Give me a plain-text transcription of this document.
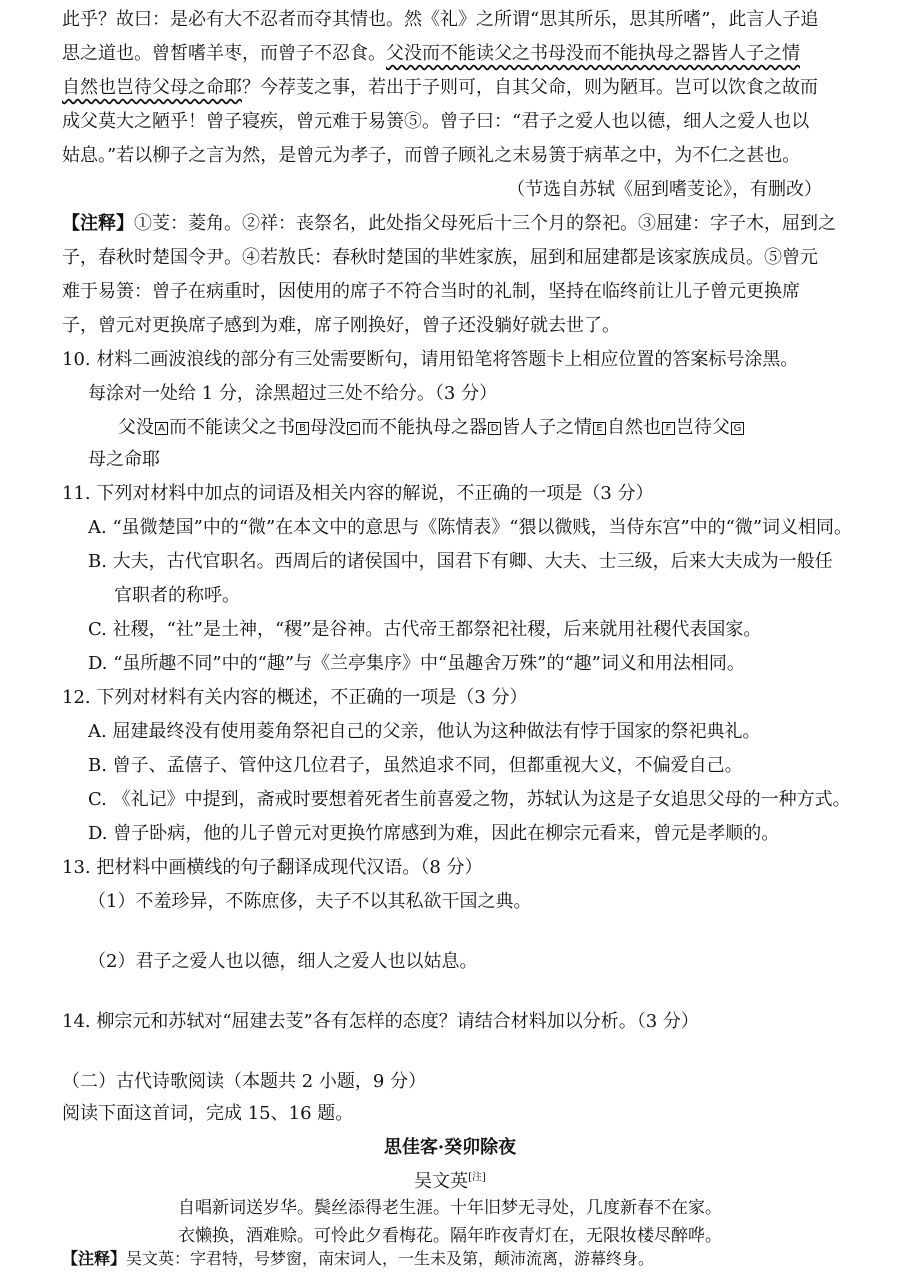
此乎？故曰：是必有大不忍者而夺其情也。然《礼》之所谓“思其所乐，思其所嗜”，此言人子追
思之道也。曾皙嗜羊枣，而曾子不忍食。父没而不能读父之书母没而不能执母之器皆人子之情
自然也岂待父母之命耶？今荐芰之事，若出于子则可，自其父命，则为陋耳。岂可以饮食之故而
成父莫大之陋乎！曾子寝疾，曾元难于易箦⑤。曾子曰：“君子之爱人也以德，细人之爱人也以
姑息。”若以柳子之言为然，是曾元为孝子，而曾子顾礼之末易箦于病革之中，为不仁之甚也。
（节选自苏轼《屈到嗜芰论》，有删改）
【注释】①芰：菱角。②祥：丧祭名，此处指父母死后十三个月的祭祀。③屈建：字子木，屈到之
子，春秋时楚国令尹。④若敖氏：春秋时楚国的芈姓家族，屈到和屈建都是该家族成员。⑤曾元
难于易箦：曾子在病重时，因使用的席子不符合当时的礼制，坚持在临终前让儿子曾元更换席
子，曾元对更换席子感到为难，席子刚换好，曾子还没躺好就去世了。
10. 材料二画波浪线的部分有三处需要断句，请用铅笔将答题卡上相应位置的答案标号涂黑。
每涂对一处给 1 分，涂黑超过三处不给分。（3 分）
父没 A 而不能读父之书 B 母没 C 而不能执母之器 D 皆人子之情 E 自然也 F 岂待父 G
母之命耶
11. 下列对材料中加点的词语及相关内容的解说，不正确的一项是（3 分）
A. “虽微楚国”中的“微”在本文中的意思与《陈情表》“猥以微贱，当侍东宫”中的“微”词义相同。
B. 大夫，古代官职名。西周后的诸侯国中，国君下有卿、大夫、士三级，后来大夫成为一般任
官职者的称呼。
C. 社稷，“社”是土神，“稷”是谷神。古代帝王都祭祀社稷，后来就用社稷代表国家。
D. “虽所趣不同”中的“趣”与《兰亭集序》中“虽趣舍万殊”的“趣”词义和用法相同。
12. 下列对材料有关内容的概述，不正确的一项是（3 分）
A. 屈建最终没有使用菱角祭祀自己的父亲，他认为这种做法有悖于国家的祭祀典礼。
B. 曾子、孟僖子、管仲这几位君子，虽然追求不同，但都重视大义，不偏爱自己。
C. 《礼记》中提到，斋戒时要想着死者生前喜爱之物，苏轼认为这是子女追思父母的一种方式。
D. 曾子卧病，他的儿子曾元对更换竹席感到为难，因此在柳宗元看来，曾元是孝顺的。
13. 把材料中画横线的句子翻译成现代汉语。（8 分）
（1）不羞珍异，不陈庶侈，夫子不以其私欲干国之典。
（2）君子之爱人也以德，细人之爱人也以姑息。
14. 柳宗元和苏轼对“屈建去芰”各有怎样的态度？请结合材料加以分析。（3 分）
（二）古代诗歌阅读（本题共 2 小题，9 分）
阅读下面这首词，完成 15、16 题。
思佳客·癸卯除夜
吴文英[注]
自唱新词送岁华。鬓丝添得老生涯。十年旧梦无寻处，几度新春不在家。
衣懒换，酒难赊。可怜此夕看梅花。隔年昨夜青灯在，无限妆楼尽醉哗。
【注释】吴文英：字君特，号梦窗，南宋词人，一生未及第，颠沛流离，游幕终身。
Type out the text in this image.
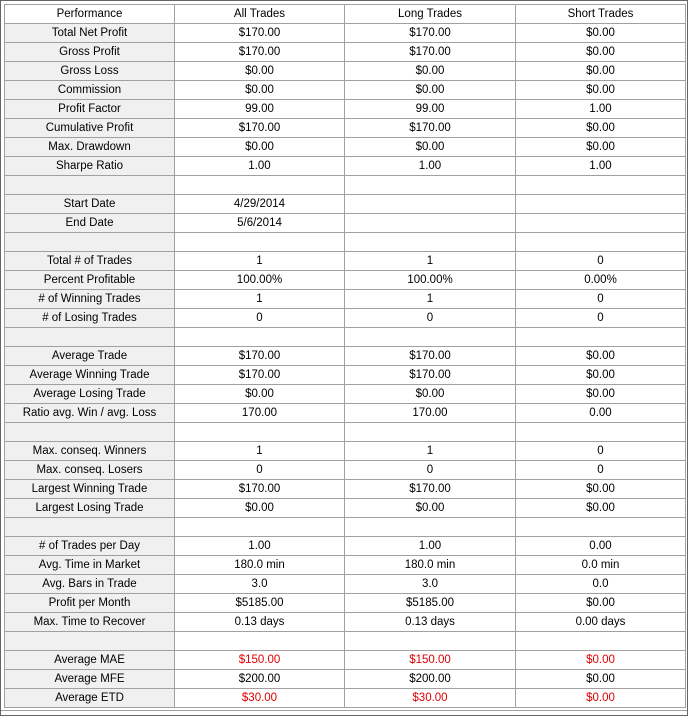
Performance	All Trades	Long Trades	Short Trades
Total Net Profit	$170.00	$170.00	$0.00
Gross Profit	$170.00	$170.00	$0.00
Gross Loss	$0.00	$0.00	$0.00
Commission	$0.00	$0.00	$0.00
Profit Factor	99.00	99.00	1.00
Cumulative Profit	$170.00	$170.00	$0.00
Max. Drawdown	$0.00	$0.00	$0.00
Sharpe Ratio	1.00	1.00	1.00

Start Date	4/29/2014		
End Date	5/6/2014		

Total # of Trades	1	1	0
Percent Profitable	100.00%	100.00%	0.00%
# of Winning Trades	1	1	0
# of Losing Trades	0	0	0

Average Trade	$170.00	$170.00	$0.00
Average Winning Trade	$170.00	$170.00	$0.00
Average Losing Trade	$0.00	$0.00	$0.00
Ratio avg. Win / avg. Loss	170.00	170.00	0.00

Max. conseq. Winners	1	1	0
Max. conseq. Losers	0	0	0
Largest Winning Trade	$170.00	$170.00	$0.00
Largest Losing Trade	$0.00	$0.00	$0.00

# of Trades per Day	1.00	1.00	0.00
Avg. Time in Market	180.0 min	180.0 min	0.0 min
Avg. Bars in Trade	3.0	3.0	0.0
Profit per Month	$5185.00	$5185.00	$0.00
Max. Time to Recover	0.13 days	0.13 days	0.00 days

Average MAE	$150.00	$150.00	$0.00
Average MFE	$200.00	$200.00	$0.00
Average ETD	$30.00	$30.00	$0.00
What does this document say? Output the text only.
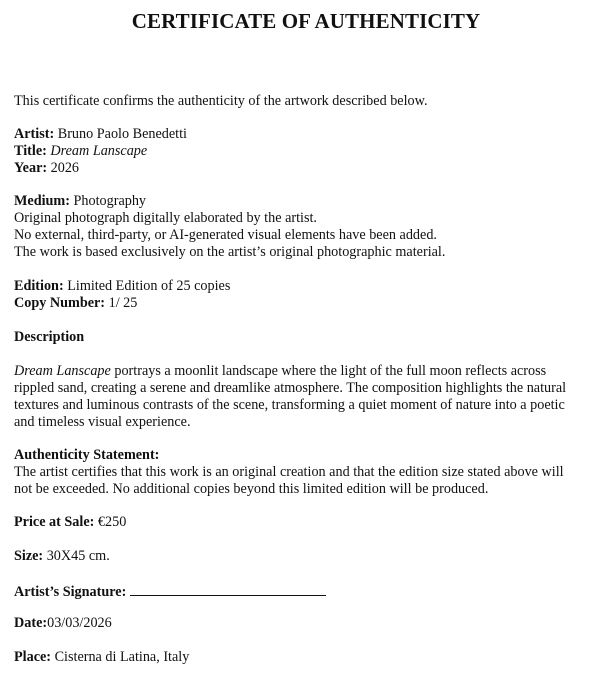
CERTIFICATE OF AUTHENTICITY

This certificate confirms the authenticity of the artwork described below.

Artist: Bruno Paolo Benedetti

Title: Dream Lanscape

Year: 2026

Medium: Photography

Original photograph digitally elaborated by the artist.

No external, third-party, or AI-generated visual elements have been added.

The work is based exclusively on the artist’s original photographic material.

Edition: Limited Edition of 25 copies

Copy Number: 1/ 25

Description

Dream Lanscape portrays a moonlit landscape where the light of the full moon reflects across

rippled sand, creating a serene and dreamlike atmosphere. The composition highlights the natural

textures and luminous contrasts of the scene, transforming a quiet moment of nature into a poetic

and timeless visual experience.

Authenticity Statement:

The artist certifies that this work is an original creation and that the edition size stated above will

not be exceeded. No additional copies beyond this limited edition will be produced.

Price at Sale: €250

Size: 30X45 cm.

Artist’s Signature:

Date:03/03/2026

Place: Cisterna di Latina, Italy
• • • •
* _To be done_
Repeat the listing in full and exactly. Leave any pictures out.

* _Answer to this exercise_
Give me a plain-text transcription of this document.
此乎？故曰：是必有大不忍者而夺其情也。然《礼》之所谓“思其所乐，思其所嗜”，此言人子追
思之道也。曾皙嗜羊枣，而曾子不忍食。父没而不能读父之书母没而不能执母之器皆人子之情
自然也岂待父母之命耶？今荐芰之事，若出于子则可，自其父命，则为陋耳。岂可以饮食之故而
成父莫大之陋乎！曾子寝疾，曾元难于易箦⑤。曾子曰：“君子之爱人也以德，细人之爱人也以
姑息。”若以柳子之言为然，是曾元为孝子，而曾子顾礼之末易箦于病革之中，为不仁之甚也。
（节选自苏轼《屈到嗜芰论》，有删改）
【注释】①芰：菱角。②祥：丧祭名，此处指父母死后十三个月的祭祀。③屈建：字子木，屈到之
子，春秋时楚国令尹。④若敖氏：春秋时楚国的芈姓家族，屈到和屈建都是该家族成员。⑤曾元
难于易箦：曾子在病重时，因使用的席子不符合当时的礼制，坚持在临终前让儿子曾元更换席
子，曾元对更换席子感到为难，席子刚换好，曾子还没躺好就去世了。
10. 材料二画波浪线的部分有三处需要断句，请用铅笔将答题卡上相应位置的答案标号涂黑。
每涂对一处给 1 分，涂黑超过三处不给分。（3 分）
父没 A 而不能读父之书 B 母没 C 而不能执母之器 D 皆人子之情 E 自然也 F 岂待父 G
母之命耶
11. 下列对材料中加点的词语及相关内容的解说，不正确的一项是（3 分）
A. “虽微楚国”中的“微”在本文中的意思与《陈情表》“猥以微贱，当侍东宫”中的“微”词义相同。
B. 大夫，古代官职名。西周后的诸侯国中，国君下有卿、大夫、士三级，后来大夫成为一般任
官职者的称呼。
C. 社稷，“社”是土神，“稷”是谷神。古代帝王都祭祀社稷，后来就用社稷代表国家。
D. “虽所趣不同”中的“趣”与《兰亭集序》中“虽趣舍万殊”的“趣”词义和用法相同。
12. 下列对材料有关内容的概述，不正确的一项是（3 分）
A. 屈建最终没有使用菱角祭祀自己的父亲，他认为这种做法有悖于国家的祭祀典礼。
B. 曾子、孟僖子、管仲这几位君子，虽然追求不同，但都重视大义，不偏爱自己。
C. 《礼记》中提到，斋戒时要想着死者生前喜爱之物，苏轼认为这是子女追思父母的一种方式。
D. 曾子卧病，他的儿子曾元对更换竹席感到为难，因此在柳宗元看来，曾元是孝顺的。
13. 把材料中画横线的句子翻译成现代汉语。（8 分）
（1）不羞珍异，不陈庶侈，夫子不以其私欲干国之典。
（2）君子之爱人也以德，细人之爱人也以姑息。
14. 柳宗元和苏轼对“屈建去芰”各有怎样的态度？请结合材料加以分析。（3 分）
（二）古代诗歌阅读（本题共 2 小题，9 分）
阅读下面这首词，完成 15、16 题。
思佳客·癸卯除夜
吴文英[注]
自唱新词送岁华。鬓丝添得老生涯。十年旧梦无寻处，几度新春不在家。
衣懒换，酒难赊。可怜此夕看梅花。隔年昨夜青灯在，无限妆楼尽醉哗。
【注释】吴文英：字君特，号梦窗，南宋词人，一生未及第，颠沛流离，游幕终身。
Type out the text in this image.
Performance	All Trades	Long Trades	Short Trades
Total Net Profit	$170.00	$170.00	$0.00
Gross Profit	$170.00	$170.00	$0.00
Gross Loss	$0.00	$0.00	$0.00
Commission	$0.00	$0.00	$0.00
Profit Factor	99.00	99.00	1.00
Cumulative Profit	$170.00	$170.00	$0.00
Max. Drawdown	$0.00	$0.00	$0.00
Sharpe Ratio	1.00	1.00	1.00

Start Date	4/29/2014		
End Date	5/6/2014		

Total # of Trades	1	1	0
Percent Profitable	100.00%	100.00%	0.00%
# of Winning Trades	1	1	0
# of Losing Trades	0	0	0

Average Trade	$170.00	$170.00	$0.00
Average Winning Trade	$170.00	$170.00	$0.00
Average Losing Trade	$0.00	$0.00	$0.00
Ratio avg. Win / avg. Loss	170.00	170.00	0.00

Max. conseq. Winners	1	1	0
Max. conseq. Losers	0	0	0
Largest Winning Trade	$170.00	$170.00	$0.00
Largest Losing Trade	$0.00	$0.00	$0.00

# of Trades per Day	1.00	1.00	0.00
Avg. Time in Market	180.0 min	180.0 min	0.0 min
Avg. Bars in Trade	3.0	3.0	0.0
Profit per Month	$5185.00	$5185.00	$0.00
Max. Time to Recover	0.13 days	0.13 days	0.00 days

Average MAE	$150.00	$150.00	$0.00
Average MFE	$200.00	$200.00	$0.00
Average ETD	$30.00	$30.00	$0.00
What does this document say? Output the text only.
CERTIFICATE OF AUTHENTICITY

This certificate confirms the authenticity of the artwork described below.

Artist: Bruno Paolo Benedetti

Title: Dream Lanscape

Year: 2026

Medium: Photography

Original photograph digitally elaborated by the artist.

No external, third-party, or AI-generated visual elements have been added.

The work is based exclusively on the artist’s original photographic material.

Edition: Limited Edition of 25 copies

Copy Number: 1/ 25

Description

Dream Lanscape portrays a moonlit landscape where the light of the full moon reflects across

rippled sand, creating a serene and dreamlike atmosphere. The composition highlights the natural

textures and luminous contrasts of the scene, transforming a quiet moment of nature into a poetic

and timeless visual experience.

Authenticity Statement:

The artist certifies that this work is an original creation and that the edition size stated above will

not be exceeded. No additional copies beyond this limited edition will be produced.

Price at Sale: €250

Size: 30X45 cm.

Artist’s Signature:

Date:03/03/2026

Place: Cisterna di Latina, Italy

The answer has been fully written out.